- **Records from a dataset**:
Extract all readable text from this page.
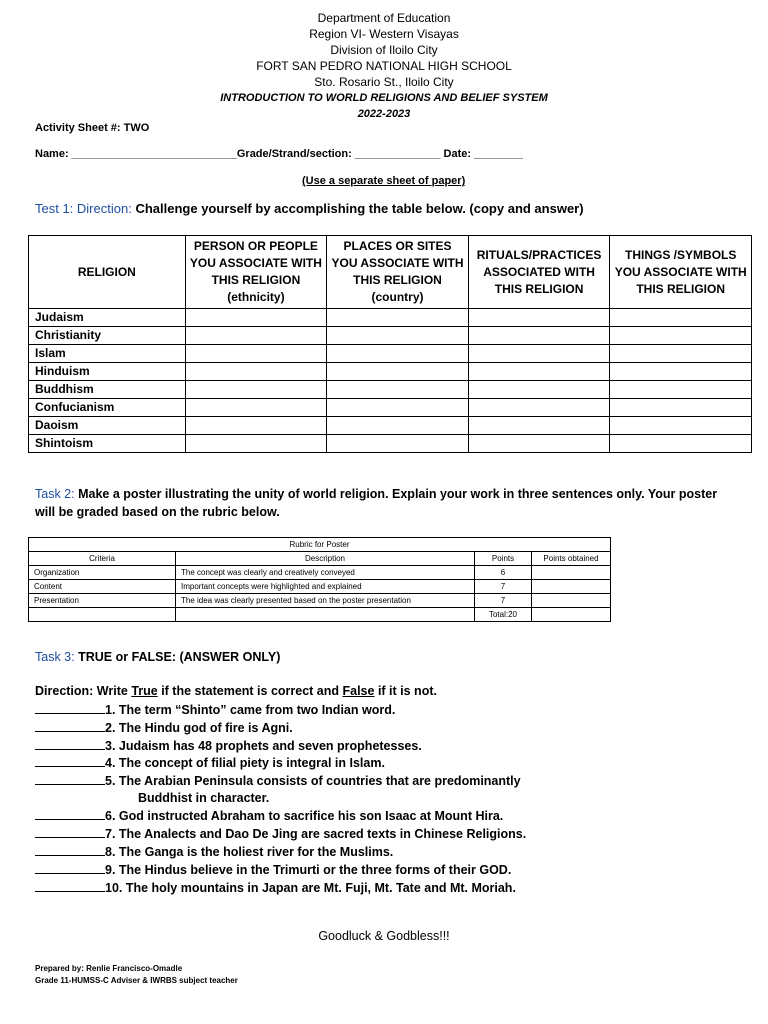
Department of Education
Region VI- Western Visayas
Division of Iloilo City
FORT SAN PEDRO NATIONAL HIGH SCHOOL
Sto. Rosario St., Iloilo City
INTRODUCTION TO WORLD RELIGIONS AND BELIEF SYSTEM
2022-2023
Activity Sheet #: TWO
Name: ___________________________Grade/Strand/section: ______________ Date: ________
(Use a separate sheet of paper)
Test 1: Direction: Challenge yourself by accomplishing the table below. (copy and answer)
RELIGION	PERSON OR PEOPLE YOU ASSOCIATE WITH THIS RELIGION (ethnicity)	PLACES OR SITES YOU ASSOCIATE WITH THIS RELIGION (country)	RITUALS/PRACTICES ASSOCIATED WITH THIS RELIGION	THINGS /SYMBOLS YOU ASSOCIATE WITH THIS RELIGION
Judaism				
Christianity				
Islam				
Hinduism				
Buddhism				
Confucianism				
Daoism				
Shintoism				
Task 2: Make a poster illustrating the unity of world religion. Explain your work in three sentences only. Your poster will be graded based on the rubric below.
Rubric for Poster			
Criteria	Description	Points	Points obtained
Organization	The concept was clearly and creatively conveyed	6	
Content	Important concepts were highlighted and explained	7	
Presentation	The idea was clearly presented based on the poster presentation	7	
		Total:20	
Task 3: TRUE or FALSE: (ANSWER ONLY)
Direction: Write True if the statement is correct and False if it is not.
1. The term “Shinto” came from two Indian word.
2. The Hindu god of fire is Agni.
3. Judaism has 48 prophets and seven prophetesses.
4. The concept of filial piety is integral in Islam.
5. The Arabian Peninsula consists of countries that are predominantly
Buddhist in character.
6. God instructed Abraham to sacrifice his son Isaac at Mount Hira.
7. The Analects and Dao De Jing are sacred texts in Chinese Religions.
8. The Ganga is the holiest river for the Muslims.
9. The Hindus believe in the Trimurti or the three forms of their GOD.
10. The holy mountains in Japan are Mt. Fuji, Mt. Tate and Mt. Moriah.
Goodluck & Godbless!!!
Prepared by: Renlie Francisco-Omadle
Grade 11-HUMSS-C Adviser & IWRBS subject teacher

- **What is asked**:
Omit each picture, then return all of the listing exactly as it stands.

- **Output for this exercise**:
Extract all readable text from this page.
Department of Education
Region VI- Western Visayas
Division of Iloilo City
FORT SAN PEDRO NATIONAL HIGH SCHOOL
Sto. Rosario St., Iloilo City
INTRODUCTION TO WORLD RELIGIONS AND BELIEF SYSTEM
2022-2023
Activity Sheet #: TWO
Name: ___________________________Grade/Strand/section: ______________ Date: ________
(Use a separate sheet of paper)
Test 1: Direction: Challenge yourself by accomplishing the table below. (copy and answer)
RELIGION	PERSON OR PEOPLE YOU ASSOCIATE WITH THIS RELIGION (ethnicity)	PLACES OR SITES YOU ASSOCIATE WITH THIS RELIGION (country)	RITUALS/PRACTICES ASSOCIATED WITH THIS RELIGION	THINGS /SYMBOLS YOU ASSOCIATE WITH THIS RELIGION
Judaism				
Christianity				
Islam				
Hinduism				
Buddhism				
Confucianism				
Daoism				
Shintoism				
Task 2: Make a poster illustrating the unity of world religion. Explain your work in three sentences only. Your poster will be graded based on the rubric below.
Rubric for Poster			
Criteria	Description	Points	Points obtained
Organization	The concept was clearly and creatively conveyed	6	
Content	Important concepts were highlighted and explained	7	
Presentation	The idea was clearly presented based on the poster presentation	7	
		Total:20	
Task 3: TRUE or FALSE: (ANSWER ONLY)
Direction: Write True if the statement is correct and False if it is not.
1. The term “Shinto” came from two Indian word.
2. The Hindu god of fire is Agni.
3. Judaism has 48 prophets and seven prophetesses.
4. The concept of filial piety is integral in Islam.
5. The Arabian Peninsula consists of countries that are predominantly
Buddhist in character.
6. God instructed Abraham to sacrifice his son Isaac at Mount Hira.
7. The Analects and Dao De Jing are sacred texts in Chinese Religions.
8. The Ganga is the holiest river for the Muslims.
9. The Hindus believe in the Trimurti or the three forms of their GOD.
10. The holy mountains in Japan are Mt. Fuji, Mt. Tate and Mt. Moriah.
Goodluck & Godbless!!!
Prepared by: Renlie Francisco-Omadle
Grade 11-HUMSS-C Adviser & IWRBS subject teacher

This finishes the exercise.